Data entries:
....................
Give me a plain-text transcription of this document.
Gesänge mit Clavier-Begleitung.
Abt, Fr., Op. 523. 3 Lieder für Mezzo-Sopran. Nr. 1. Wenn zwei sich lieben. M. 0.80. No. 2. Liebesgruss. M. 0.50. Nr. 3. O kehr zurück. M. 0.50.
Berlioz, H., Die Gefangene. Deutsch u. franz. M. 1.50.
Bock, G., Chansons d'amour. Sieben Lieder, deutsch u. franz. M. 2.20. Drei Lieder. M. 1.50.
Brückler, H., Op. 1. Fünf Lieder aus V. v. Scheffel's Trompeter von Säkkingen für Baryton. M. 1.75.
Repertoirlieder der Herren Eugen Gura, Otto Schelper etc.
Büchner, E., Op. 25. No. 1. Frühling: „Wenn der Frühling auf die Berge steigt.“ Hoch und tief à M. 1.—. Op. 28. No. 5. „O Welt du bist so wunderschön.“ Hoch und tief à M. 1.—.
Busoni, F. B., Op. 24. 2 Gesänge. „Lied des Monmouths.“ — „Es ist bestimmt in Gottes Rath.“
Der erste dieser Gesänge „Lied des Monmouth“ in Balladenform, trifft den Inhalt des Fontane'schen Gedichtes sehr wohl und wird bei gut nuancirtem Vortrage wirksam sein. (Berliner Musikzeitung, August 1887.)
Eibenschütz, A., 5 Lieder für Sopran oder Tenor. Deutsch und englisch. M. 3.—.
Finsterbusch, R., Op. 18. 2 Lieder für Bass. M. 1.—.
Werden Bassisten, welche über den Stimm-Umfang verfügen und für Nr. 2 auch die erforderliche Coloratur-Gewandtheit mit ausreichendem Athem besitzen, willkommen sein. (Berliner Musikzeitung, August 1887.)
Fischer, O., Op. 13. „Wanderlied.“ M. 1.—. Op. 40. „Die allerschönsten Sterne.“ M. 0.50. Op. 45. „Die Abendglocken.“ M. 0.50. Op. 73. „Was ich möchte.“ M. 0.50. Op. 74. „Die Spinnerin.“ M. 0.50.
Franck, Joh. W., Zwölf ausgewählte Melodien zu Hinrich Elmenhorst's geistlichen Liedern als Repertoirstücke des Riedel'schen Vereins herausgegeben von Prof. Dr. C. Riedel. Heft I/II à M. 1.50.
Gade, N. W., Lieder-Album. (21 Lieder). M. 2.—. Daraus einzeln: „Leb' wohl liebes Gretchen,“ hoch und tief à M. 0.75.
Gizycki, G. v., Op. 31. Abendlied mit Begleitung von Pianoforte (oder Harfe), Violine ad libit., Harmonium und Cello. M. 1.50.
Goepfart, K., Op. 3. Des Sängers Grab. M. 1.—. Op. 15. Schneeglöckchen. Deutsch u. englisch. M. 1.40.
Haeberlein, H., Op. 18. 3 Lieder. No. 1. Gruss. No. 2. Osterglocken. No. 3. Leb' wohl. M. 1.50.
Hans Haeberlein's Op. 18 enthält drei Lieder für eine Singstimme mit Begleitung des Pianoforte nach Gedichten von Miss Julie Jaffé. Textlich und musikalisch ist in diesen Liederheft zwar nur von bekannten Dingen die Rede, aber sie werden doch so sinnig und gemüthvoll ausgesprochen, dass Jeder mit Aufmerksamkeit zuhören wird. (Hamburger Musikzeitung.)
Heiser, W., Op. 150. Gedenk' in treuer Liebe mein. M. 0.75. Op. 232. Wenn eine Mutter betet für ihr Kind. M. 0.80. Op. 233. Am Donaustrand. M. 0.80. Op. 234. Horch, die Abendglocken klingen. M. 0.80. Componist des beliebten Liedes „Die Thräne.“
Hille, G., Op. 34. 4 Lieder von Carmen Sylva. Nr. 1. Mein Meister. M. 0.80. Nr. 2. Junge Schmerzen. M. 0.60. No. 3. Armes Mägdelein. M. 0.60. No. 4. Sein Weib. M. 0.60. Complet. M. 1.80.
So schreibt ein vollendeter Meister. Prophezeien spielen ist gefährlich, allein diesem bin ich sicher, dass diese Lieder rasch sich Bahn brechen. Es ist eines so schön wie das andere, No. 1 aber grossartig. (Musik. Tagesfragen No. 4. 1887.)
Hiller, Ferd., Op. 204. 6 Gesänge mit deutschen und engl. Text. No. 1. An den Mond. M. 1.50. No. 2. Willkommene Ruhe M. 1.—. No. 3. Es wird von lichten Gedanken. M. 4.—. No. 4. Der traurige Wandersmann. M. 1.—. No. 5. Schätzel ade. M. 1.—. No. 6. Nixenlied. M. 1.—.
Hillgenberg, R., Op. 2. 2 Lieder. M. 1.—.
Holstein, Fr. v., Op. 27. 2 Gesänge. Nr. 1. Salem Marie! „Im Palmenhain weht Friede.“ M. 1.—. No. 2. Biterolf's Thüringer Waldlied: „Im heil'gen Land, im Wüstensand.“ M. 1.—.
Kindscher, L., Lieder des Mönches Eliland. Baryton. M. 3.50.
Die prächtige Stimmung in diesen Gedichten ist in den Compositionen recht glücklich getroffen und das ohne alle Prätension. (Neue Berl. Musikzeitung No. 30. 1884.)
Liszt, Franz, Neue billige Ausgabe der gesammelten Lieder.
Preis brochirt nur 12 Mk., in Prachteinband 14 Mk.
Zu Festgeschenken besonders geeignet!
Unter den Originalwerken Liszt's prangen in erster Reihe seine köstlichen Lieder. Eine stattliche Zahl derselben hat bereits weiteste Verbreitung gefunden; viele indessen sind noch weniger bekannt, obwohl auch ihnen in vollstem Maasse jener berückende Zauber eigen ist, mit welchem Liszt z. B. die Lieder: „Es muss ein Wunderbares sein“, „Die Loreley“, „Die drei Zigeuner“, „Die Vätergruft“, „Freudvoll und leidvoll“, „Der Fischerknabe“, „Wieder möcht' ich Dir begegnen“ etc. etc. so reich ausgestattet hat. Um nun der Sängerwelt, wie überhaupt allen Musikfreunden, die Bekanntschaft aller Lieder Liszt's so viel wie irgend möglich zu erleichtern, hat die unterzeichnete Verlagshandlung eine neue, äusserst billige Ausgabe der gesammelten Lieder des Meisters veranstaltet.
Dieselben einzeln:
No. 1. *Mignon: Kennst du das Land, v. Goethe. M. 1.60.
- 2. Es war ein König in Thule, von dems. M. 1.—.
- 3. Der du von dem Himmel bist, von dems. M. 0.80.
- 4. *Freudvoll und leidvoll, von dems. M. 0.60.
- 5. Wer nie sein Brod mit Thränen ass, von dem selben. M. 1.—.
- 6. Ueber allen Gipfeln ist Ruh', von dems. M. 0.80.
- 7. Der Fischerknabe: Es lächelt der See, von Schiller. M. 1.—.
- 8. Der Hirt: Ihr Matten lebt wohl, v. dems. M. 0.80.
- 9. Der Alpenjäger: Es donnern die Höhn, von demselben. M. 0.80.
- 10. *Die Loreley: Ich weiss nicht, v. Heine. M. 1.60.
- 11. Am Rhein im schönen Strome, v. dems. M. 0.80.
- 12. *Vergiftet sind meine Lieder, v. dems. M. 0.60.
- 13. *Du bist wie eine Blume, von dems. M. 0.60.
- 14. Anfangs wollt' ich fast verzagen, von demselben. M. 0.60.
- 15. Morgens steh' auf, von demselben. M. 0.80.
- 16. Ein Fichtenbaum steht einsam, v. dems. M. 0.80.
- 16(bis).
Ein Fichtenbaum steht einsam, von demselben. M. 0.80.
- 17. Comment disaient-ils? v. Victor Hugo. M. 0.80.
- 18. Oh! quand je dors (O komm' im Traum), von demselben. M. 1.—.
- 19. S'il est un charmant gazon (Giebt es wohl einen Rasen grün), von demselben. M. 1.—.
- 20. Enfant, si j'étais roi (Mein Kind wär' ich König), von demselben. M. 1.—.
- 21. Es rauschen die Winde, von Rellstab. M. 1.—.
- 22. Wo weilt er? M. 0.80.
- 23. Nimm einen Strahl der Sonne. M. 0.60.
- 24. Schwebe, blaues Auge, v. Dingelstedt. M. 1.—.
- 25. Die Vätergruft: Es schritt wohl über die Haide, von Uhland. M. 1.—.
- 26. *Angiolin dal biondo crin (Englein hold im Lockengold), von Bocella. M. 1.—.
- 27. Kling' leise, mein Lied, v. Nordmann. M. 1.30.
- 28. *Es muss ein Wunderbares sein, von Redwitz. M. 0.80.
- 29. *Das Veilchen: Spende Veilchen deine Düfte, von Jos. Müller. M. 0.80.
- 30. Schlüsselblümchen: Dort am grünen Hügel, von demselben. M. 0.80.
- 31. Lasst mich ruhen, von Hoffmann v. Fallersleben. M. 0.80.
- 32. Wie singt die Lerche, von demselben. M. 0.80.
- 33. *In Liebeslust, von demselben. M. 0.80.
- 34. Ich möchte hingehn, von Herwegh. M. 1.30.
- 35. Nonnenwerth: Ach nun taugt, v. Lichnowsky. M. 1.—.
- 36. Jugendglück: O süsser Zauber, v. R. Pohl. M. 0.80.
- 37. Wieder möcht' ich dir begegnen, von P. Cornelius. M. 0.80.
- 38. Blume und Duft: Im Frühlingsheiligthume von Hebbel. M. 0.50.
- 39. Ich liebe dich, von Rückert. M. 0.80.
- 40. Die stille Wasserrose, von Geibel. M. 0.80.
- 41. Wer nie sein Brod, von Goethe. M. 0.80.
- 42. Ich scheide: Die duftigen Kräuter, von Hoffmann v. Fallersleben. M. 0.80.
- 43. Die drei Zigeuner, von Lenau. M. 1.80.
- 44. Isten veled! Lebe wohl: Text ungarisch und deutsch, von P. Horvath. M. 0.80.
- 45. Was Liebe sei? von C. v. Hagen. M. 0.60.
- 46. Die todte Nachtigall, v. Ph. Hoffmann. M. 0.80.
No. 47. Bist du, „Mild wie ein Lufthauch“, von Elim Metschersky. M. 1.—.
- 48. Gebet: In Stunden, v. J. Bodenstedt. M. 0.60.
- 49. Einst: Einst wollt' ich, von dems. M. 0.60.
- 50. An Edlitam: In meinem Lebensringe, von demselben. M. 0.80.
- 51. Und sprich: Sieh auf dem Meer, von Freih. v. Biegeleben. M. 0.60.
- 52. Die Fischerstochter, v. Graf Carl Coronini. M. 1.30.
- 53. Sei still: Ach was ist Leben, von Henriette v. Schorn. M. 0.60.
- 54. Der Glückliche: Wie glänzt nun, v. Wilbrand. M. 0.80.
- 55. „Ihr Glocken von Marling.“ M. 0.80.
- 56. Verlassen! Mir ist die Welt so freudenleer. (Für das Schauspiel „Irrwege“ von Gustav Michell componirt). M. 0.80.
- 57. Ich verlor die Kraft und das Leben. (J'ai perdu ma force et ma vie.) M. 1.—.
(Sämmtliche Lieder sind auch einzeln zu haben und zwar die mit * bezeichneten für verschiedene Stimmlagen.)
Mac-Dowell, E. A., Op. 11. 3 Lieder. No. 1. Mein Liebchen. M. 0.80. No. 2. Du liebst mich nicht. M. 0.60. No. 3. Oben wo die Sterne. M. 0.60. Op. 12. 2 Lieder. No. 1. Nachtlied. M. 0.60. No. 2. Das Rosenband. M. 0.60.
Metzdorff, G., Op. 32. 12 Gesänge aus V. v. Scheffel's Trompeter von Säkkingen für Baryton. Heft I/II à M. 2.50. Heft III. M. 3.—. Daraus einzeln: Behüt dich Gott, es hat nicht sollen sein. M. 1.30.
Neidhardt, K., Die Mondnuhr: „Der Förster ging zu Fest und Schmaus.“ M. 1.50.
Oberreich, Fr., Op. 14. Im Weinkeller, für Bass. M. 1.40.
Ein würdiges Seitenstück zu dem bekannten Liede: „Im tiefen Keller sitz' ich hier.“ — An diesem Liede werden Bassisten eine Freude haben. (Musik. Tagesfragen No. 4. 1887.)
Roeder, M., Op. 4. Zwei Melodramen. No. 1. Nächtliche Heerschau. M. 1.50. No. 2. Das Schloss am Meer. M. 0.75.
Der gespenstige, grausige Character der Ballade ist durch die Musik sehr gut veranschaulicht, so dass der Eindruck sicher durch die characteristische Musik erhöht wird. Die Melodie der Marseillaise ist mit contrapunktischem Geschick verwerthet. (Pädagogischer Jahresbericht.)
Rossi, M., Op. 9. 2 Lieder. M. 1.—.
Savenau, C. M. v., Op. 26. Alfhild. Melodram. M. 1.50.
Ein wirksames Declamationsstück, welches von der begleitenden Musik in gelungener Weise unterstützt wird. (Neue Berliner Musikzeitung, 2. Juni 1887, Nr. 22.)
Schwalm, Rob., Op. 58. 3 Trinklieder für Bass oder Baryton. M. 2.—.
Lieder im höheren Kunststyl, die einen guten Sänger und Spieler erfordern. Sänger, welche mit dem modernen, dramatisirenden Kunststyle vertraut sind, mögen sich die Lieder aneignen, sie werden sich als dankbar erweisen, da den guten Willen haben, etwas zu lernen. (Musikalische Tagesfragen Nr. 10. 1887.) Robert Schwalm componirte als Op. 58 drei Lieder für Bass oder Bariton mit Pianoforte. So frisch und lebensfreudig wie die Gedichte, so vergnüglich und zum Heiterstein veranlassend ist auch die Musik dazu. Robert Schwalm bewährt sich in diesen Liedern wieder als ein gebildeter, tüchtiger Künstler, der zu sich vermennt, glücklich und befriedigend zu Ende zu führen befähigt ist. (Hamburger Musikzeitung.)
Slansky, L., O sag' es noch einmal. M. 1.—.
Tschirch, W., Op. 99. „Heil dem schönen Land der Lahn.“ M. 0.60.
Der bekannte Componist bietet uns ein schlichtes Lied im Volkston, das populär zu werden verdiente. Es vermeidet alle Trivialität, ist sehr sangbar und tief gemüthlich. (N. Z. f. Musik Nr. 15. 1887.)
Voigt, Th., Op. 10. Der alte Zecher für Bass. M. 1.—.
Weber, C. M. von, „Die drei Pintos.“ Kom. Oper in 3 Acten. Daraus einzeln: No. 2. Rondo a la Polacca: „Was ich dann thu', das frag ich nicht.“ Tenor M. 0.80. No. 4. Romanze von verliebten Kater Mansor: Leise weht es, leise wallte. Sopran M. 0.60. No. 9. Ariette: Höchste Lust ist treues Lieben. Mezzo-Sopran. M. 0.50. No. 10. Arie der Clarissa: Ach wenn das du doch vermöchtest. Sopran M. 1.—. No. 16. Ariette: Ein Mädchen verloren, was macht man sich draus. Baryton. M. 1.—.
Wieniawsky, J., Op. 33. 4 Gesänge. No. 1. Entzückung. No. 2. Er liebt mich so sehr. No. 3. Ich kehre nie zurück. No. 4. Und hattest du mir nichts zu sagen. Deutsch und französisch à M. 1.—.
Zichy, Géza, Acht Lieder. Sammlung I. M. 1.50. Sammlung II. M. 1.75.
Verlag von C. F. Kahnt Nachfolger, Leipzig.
....................
[What needs to be done] Pull out each line of the records holding the string "König".

[Solution for this problem]
- 2. Es war ein König in Thule, von dems. M. 1.—.
- 20. Enfant, si j'étais roi (Mein Kind wär' ich König), von demselben. M. 1.—.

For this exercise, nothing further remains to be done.